Stored data entries:

----------

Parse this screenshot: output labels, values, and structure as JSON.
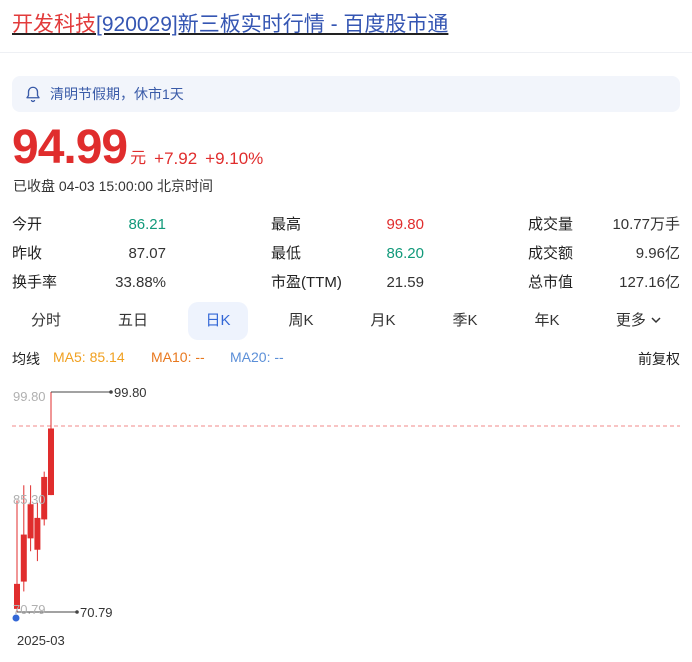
{
  "page": {
    "title_name": "开发科技",
    "title_rest": "[920029]新三板实时行情 - 百度股市通"
  },
  "notice": {
    "icon": "bell-icon",
    "text": "清明节假期，休市1天"
  },
  "quote": {
    "price": "94.99",
    "unit": "元",
    "change": "+7.92",
    "change_pct": "+9.10%",
    "status": "已收盘 04-03 15:00:00 北京时间"
  },
  "stats": [
    {
      "label": "今开",
      "value": "86.21",
      "color": "green"
    },
    {
      "label": "最高",
      "value": "99.80",
      "color": "red"
    },
    {
      "label": "成交量",
      "value": "10.77万手",
      "color": "dark"
    },
    {
      "label": "昨收",
      "value": "87.07",
      "color": "dark"
    },
    {
      "label": "最低",
      "value": "86.20",
      "color": "green"
    },
    {
      "label": "成交额",
      "value": "9.96亿",
      "color": "dark"
    },
    {
      "label": "换手率",
      "value": "33.88%",
      "color": "dark"
    },
    {
      "label": "市盈(TTM)",
      "value": "21.59",
      "color": "dark"
    },
    {
      "label": "总市值",
      "value": "127.16亿",
      "color": "dark"
    }
  ],
  "tabs": [
    "分时",
    "五日",
    "日K",
    "周K",
    "月K",
    "季K",
    "年K",
    "更多"
  ],
  "active_tab": "日K",
  "indicators": {
    "label": "均线",
    "ma5": "MA5: 85.14",
    "ma10": "MA10: --",
    "ma20": "MA20: --",
    "adjust": "前复权"
  },
  "colors": {
    "up": "#e02d2d",
    "down": "#11997a",
    "accent": "#3367d6",
    "ma5": "#f0a020",
    "ma10": "#e8781e",
    "ma20": "#5b8fd8"
  },
  "chart_data": {
    "type": "candlestick",
    "y_axis_labels": [
      "99.80",
      "85.30",
      "70.79"
    ],
    "annotations": {
      "high": "99.80",
      "low": "70.79"
    },
    "x_labels": [
      "2025-03"
    ],
    "reference_line": 94.99,
    "ylim": [
      70.79,
      99.8
    ],
    "candles": [
      {
        "open": 71.2,
        "close": 74.5,
        "high": 85.5,
        "low": 70.79
      },
      {
        "open": 74.8,
        "close": 81.0,
        "high": 87.5,
        "low": 73.5
      },
      {
        "open": 80.5,
        "close": 85.0,
        "high": 87.5,
        "low": 78.8
      },
      {
        "open": 79.0,
        "close": 83.2,
        "high": 85.2,
        "low": 77.5
      },
      {
        "open": 83.0,
        "close": 88.6,
        "high": 89.3,
        "low": 82.2
      },
      {
        "open": 86.21,
        "close": 94.99,
        "high": 99.8,
        "low": 86.2
      }
    ]
  }
}
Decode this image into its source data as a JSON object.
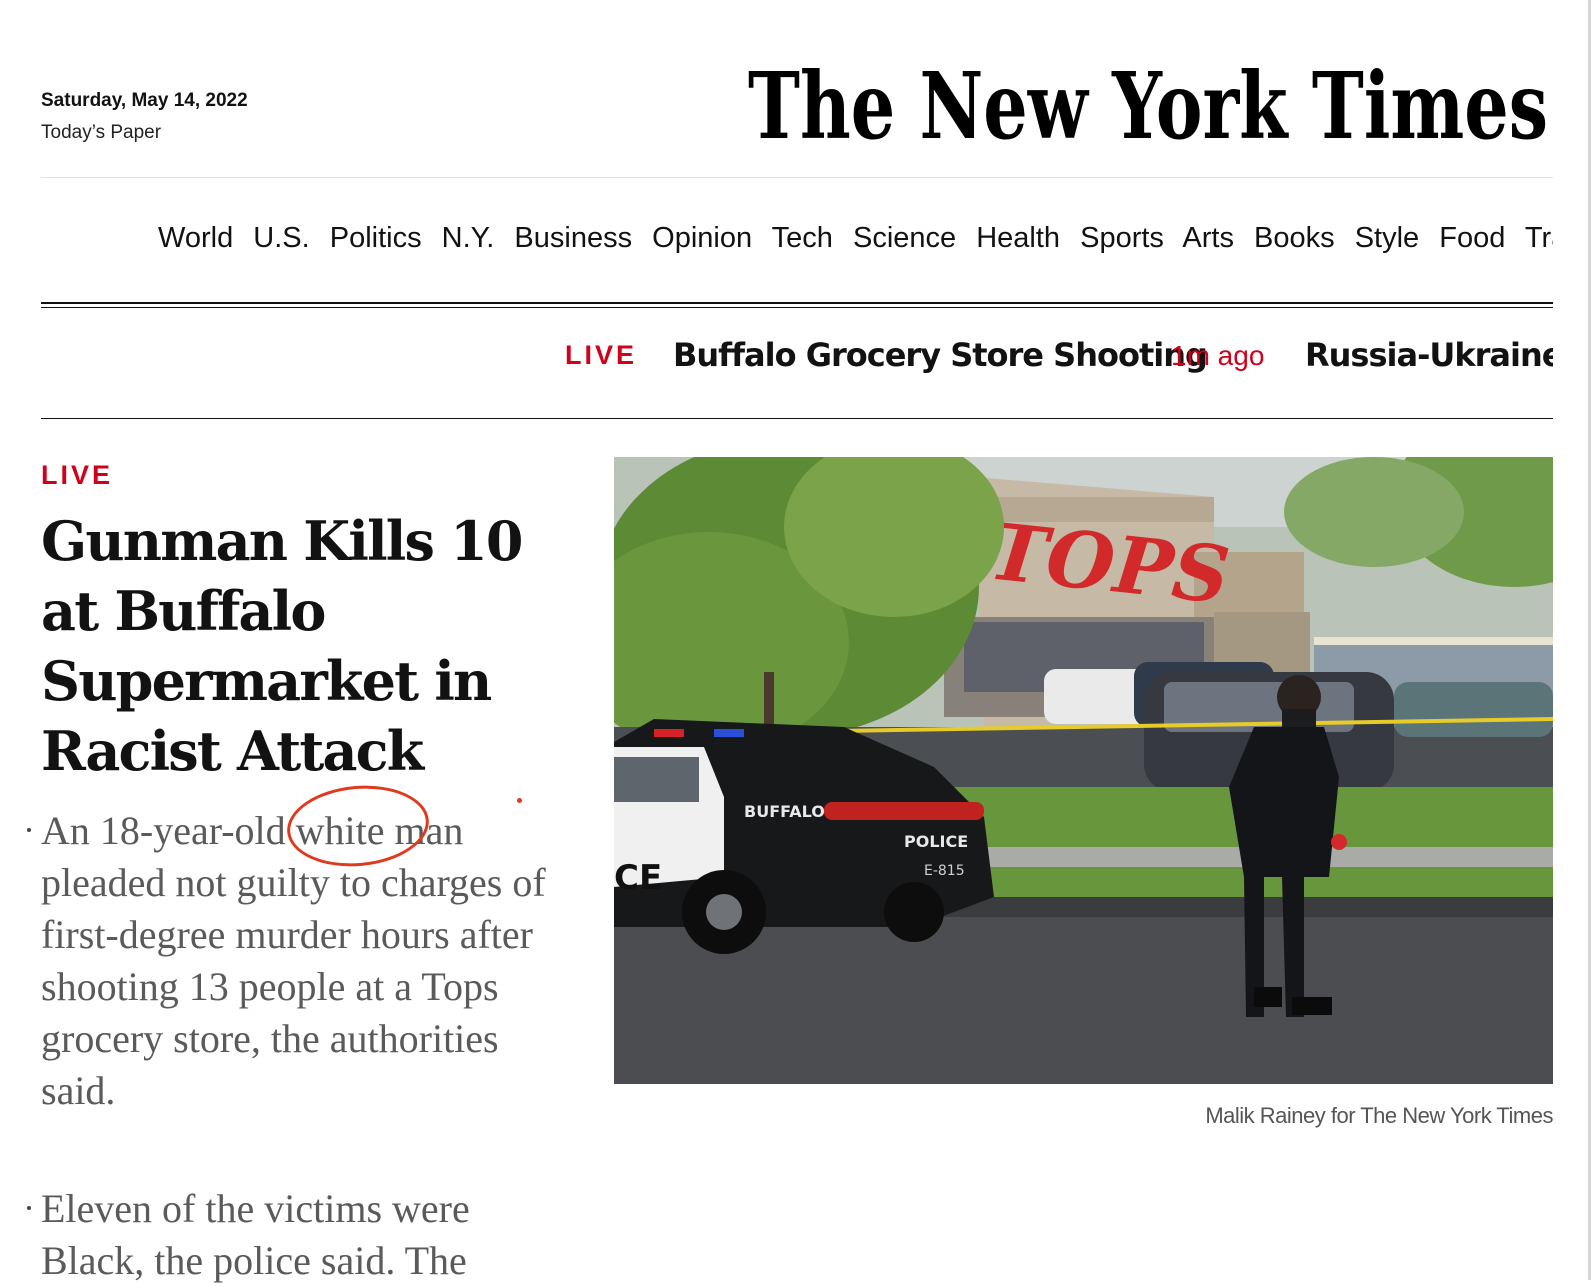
{
  "masthead": {
    "date": "Saturday, May 14, 2022",
    "todays_paper": "Today’s Paper",
    "logo_text": "The New York Times"
  },
  "nav": {
    "items": [
      "World",
      "U.S.",
      "Politics",
      "N.Y.",
      "Business",
      "Opinion",
      "Tech",
      "Science",
      "Health",
      "Sports",
      "Arts",
      "Books",
      "Style",
      "Food",
      "Travel"
    ]
  },
  "ticker": {
    "live_label": "LIVE",
    "story1": "Buffalo Grocery Store Shooting",
    "story1_time": "1m ago",
    "story2": "Russia-Ukraine War"
  },
  "lead": {
    "live_label": "LIVE",
    "headline": "Gunman Kills 10 at Buffalo Supermarket in Racist Attack",
    "summary_1": "An 18-year-old white man pleaded not guilty to charges of first-degree murder hours after shooting 13 people at a Tops grocery store, the authorities said.",
    "summary_2": "Eleven of the victims were Black, the police said. The",
    "photo_credit": "Malik Rainey for The New York Times",
    "photo": {
      "store_sign": "TOPS",
      "car_text_1": "BUFFALO",
      "car_text_2": "POLICE",
      "car_text_3": "E-815",
      "car_text_4": "CE"
    }
  },
  "colors": {
    "live_red": "#d0021b",
    "annotation_red": "#e03a1e",
    "text": "#121212",
    "summary_gray": "#5a5a5a"
  }
}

----------

Aim of the exercise: The listing above must be printed again exactly, minus its pictures.

Task output:
Parse this screenshot: output labels, values, and structure as JSON.
{
  "page": {
    "title_name": "开发科技",
    "title_rest": "[920029]新三板实时行情 - 百度股市通"
  },
  "notice": {
    "icon": "bell-icon",
    "text": "清明节假期，休市1天"
  },
  "quote": {
    "price": "94.99",
    "unit": "元",
    "change": "+7.92",
    "change_pct": "+9.10%",
    "status": "已收盘 04-03 15:00:00 北京时间"
  },
  "stats": [
    {
      "label": "今开",
      "value": "86.21",
      "color": "green"
    },
    {
      "label": "最高",
      "value": "99.80",
      "color": "red"
    },
    {
      "label": "成交量",
      "value": "10.77万手",
      "color": "dark"
    },
    {
      "label": "昨收",
      "value": "87.07",
      "color": "dark"
    },
    {
      "label": "最低",
      "value": "86.20",
      "color": "green"
    },
    {
      "label": "成交额",
      "value": "9.96亿",
      "color": "dark"
    },
    {
      "label": "换手率",
      "value": "33.88%",
      "color": "dark"
    },
    {
      "label": "市盈(TTM)",
      "value": "21.59",
      "color": "dark"
    },
    {
      "label": "总市值",
      "value": "127.16亿",
      "color": "dark"
    }
  ],
  "tabs": [
    "分时",
    "五日",
    "日K",
    "周K",
    "月K",
    "季K",
    "年K",
    "更多"
  ],
  "active_tab": "日K",
  "indicators": {
    "label": "均线",
    "ma5": "MA5: 85.14",
    "ma10": "MA10: --",
    "ma20": "MA20: --",
    "adjust": "前复权"
  },
  "colors": {
    "up": "#e02d2d",
    "down": "#11997a",
    "accent": "#3367d6",
    "ma5": "#f0a020",
    "ma10": "#e8781e",
    "ma20": "#5b8fd8"
  },
  "chart_data": {
    "type": "candlestick",
    "y_axis_labels": [
      "99.80",
      "85.30",
      "70.79"
    ],
    "annotations": {
      "high": "99.80",
      "low": "70.79"
    },
    "x_labels": [
      "2025-03"
    ],
    "reference_line": 94.99,
    "ylim": [
      70.79,
      99.8
    ],
    "candles": [
      {
        "open": 71.2,
        "close": 74.5,
        "high": 85.5,
        "low": 70.79
      },
      {
        "open": 74.8,
        "close": 81.0,
        "high": 87.5,
        "low": 73.5
      },
      {
        "open": 80.5,
        "close": 85.0,
        "high": 87.5,
        "low": 78.8
      },
      {
        "open": 79.0,
        "close": 83.2,
        "high": 85.2,
        "low": 77.5
      },
      {
        "open": 83.0,
        "close": 88.6,
        "high": 89.3,
        "low": 82.2
      },
      {
        "open": 86.21,
        "close": 94.99,
        "high": 99.8,
        "low": 86.2
      }
    ]
  }
}
Decode this image into its source data as a JSON object.
{
  "masthead": {
    "date": "Saturday, May 14, 2022",
    "todays_paper": "Today’s Paper",
    "logo_text": "The New York Times"
  },
  "nav": {
    "items": [
      "World",
      "U.S.",
      "Politics",
      "N.Y.",
      "Business",
      "Opinion",
      "Tech",
      "Science",
      "Health",
      "Sports",
      "Arts",
      "Books",
      "Style",
      "Food",
      "Travel"
    ]
  },
  "ticker": {
    "live_label": "LIVE",
    "story1": "Buffalo Grocery Store Shooting",
    "story1_time": "1m ago",
    "story2": "Russia-Ukraine War"
  },
  "lead": {
    "live_label": "LIVE",
    "headline": "Gunman Kills 10 at Buffalo Supermarket in Racist Attack",
    "summary_1": "An 18-year-old white man pleaded not guilty to charges of first-degree murder hours after shooting 13 people at a Tops grocery store, the authorities said.",
    "summary_2": "Eleven of the victims were Black, the police said. The",
    "photo_credit": "Malik Rainey for The New York Times",
    "photo": {
      "store_sign": "TOPS",
      "car_text_1": "BUFFALO",
      "car_text_2": "POLICE",
      "car_text_3": "E-815",
      "car_text_4": "CE"
    }
  },
  "colors": {
    "live_red": "#d0021b",
    "annotation_red": "#e03a1e",
    "text": "#121212",
    "summary_gray": "#5a5a5a"
  }
}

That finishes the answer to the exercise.